BEGIN

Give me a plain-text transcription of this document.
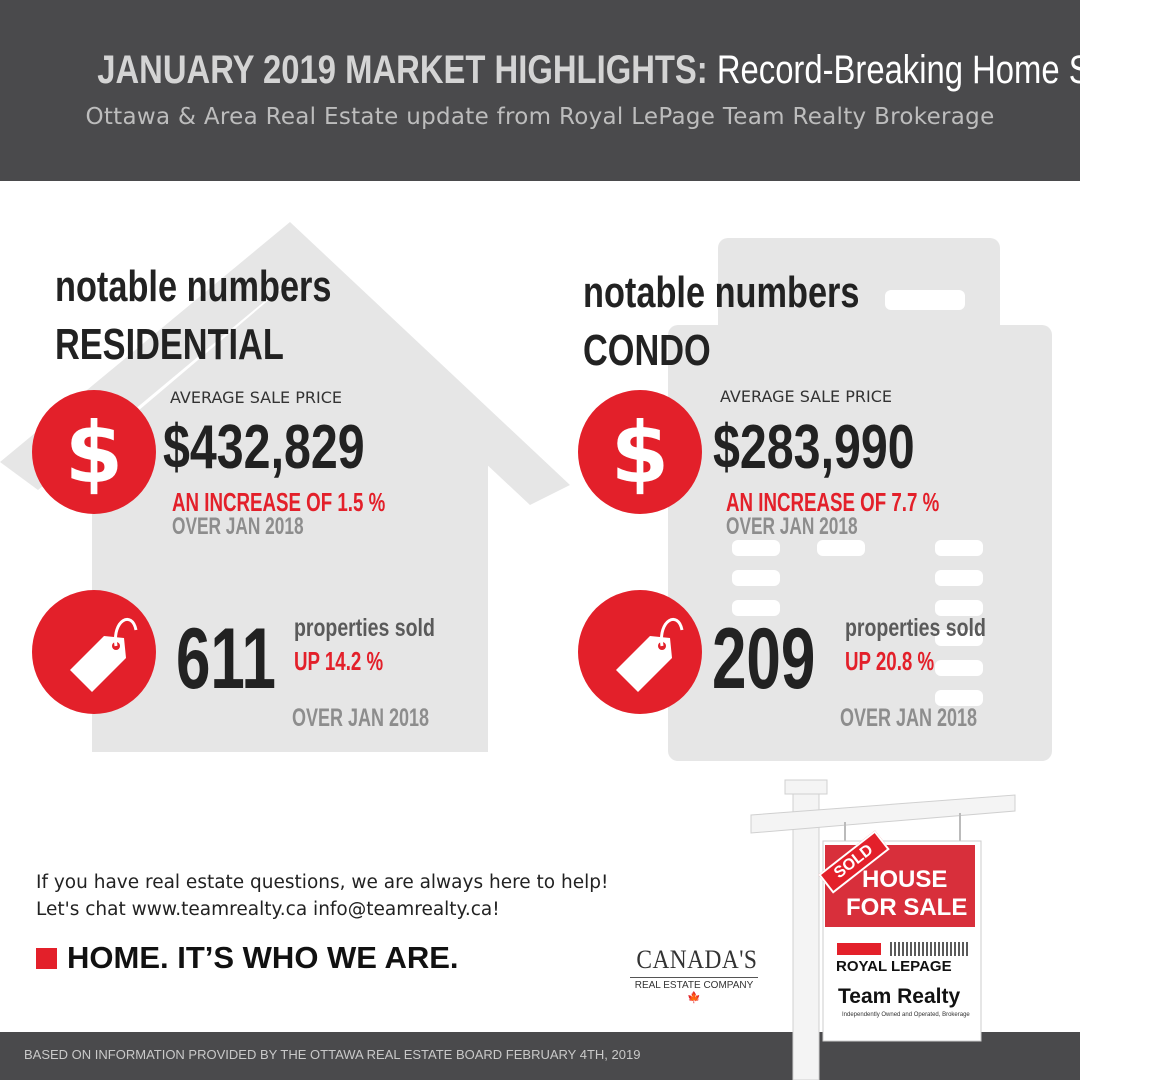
JANUARY 2019 MARKET HIGHLIGHTS: Record-Breaking Home Sales!
Ottawa & Area Real Estate update from Royal LePage Team Realty Brokerage
notable numbers
RESIDENTIAL
$
AVERAGE SALE PRICE
$432,829
AN INCREASE OF 1.5 %
OVER JAN 2018
611 properties sold
UP 14.2 %
OVER JAN 2018
notable numbers
CONDO
$
AVERAGE SALE PRICE
$283,990
AN INCREASE OF 7.7 %
OVER JAN 2018
209 properties sold
UP 20.8 %
OVER JAN 2018
If you have real estate questions, we are always here to help!
Let's chat www.teamrealty.ca info@teamrealty.ca!
HOME. IT’S WHO WE ARE.	CANADA'S
REAL ESTATE COMPANY
🍁
BASED ON INFORMATION PROVIDED BY THE OTTAWA REAL ESTATE BOARD FEBRUARY 4TH, 2019
SOLD
HOUSE
FOR SALE
ROYAL LEPAGE
Team Realty
Independently Owned and Operated, Brokerage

END

SHORT PROBLEM
Make a verbatim copy of all the entries and strip out the pictures.

SOLUTION FOR THIS TASK
Give me a plain-text transcription of this document.
JANUARY 2019 MARKET HIGHLIGHTS: Record-Breaking Home Sales!
Ottawa & Area Real Estate update from Royal LePage Team Realty Brokerage
notable numbers
RESIDENTIAL
$
AVERAGE SALE PRICE
$432,829
AN INCREASE OF 1.5 %
OVER JAN 2018
611 properties sold
UP 14.2 %
OVER JAN 2018
notable numbers
CONDO
$
AVERAGE SALE PRICE
$283,990
AN INCREASE OF 7.7 %
OVER JAN 2018
209 properties sold
UP 20.8 %
OVER JAN 2018
If you have real estate questions, we are always here to help!
Let's chat www.teamrealty.ca info@teamrealty.ca!
HOME. IT’S WHO WE ARE.	CANADA'S
REAL ESTATE COMPANY
🍁
BASED ON INFORMATION PROVIDED BY THE OTTAWA REAL ESTATE BOARD FEBRUARY 4TH, 2019
SOLD
HOUSE
FOR SALE
ROYAL LEPAGE
Team Realty
Independently Owned and Operated, Brokerage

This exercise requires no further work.